Entries from a layout dataset:
◆ ◆ ◆
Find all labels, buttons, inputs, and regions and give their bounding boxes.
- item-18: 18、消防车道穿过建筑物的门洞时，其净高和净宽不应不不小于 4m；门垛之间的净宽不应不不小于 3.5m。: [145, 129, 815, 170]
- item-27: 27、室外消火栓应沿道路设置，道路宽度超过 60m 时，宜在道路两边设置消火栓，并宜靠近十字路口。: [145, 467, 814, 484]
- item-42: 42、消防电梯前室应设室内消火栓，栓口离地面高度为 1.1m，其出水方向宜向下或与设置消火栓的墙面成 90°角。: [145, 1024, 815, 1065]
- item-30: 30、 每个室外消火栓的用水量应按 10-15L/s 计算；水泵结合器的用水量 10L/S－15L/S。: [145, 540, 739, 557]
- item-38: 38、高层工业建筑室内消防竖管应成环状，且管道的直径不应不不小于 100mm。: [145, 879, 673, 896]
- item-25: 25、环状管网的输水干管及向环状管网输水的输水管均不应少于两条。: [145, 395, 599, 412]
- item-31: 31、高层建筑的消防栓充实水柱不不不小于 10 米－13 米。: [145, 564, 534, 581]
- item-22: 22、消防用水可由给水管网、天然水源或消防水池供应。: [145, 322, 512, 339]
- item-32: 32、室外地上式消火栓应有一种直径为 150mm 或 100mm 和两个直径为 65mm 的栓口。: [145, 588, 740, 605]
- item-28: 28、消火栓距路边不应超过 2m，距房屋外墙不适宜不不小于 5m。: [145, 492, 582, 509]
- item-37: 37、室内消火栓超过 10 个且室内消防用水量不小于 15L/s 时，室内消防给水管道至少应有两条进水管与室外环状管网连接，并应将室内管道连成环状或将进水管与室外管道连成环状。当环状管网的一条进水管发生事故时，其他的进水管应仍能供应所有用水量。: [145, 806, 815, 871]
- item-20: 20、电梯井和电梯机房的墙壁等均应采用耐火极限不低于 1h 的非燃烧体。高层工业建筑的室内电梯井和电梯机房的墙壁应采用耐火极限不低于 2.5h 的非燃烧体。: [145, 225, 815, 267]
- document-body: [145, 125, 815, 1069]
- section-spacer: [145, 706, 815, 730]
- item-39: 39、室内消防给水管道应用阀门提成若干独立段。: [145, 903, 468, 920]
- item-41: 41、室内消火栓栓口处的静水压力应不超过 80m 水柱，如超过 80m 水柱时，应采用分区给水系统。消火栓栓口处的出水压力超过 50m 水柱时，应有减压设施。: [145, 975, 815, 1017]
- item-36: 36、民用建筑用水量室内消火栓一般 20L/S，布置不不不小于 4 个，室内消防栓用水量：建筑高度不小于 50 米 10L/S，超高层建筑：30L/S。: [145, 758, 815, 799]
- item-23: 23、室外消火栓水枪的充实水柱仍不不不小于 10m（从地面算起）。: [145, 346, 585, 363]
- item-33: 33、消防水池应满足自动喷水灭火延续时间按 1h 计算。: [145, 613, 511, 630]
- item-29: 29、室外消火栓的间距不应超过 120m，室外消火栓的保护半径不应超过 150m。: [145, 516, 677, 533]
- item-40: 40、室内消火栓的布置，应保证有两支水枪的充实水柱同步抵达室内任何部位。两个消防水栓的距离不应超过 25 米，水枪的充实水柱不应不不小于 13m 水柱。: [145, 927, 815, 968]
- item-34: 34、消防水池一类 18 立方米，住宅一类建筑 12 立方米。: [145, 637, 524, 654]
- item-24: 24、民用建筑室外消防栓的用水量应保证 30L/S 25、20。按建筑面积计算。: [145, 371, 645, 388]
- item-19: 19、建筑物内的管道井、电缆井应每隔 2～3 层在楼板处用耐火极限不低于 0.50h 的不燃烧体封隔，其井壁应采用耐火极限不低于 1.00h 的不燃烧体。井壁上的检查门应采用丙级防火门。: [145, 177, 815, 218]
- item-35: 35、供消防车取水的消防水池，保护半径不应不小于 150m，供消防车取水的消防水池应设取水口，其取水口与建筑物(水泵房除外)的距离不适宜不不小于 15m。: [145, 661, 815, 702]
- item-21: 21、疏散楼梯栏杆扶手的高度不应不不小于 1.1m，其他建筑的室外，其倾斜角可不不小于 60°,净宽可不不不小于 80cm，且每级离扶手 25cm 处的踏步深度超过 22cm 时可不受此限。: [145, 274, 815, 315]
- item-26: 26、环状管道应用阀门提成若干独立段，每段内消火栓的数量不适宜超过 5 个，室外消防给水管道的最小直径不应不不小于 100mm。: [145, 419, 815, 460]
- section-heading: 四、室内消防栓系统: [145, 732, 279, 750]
◆ ◆ ◆
Job:
Copy word for word the part of the listing that runs from its very beginning through the line containing "- item-30: 30、", with that line included.

Correct answer:
Find all labels, buttons, inputs, and regions and give their bounding boxes.
- item-18: 18、消防车道穿过建筑物的门洞时，其净高和净宽不应不不小于 4m；门垛之间的净宽不应不不小于 3.5m。: [145, 129, 815, 170]
- item-27: 27、室外消火栓应沿道路设置，道路宽度超过 60m 时，宜在道路两边设置消火栓，并宜靠近十字路口。: [145, 467, 814, 484]
- item-42: 42、消防电梯前室应设室内消火栓，栓口离地面高度为 1.1m，其出水方向宜向下或与设置消火栓的墙面成 90°角。: [145, 1024, 815, 1065]
- item-30: 30、 每个室外消火栓的用水量应按 10-15L/s 计算；水泵结合器的用水量 10L/S－15L/S。: [145, 540, 739, 557]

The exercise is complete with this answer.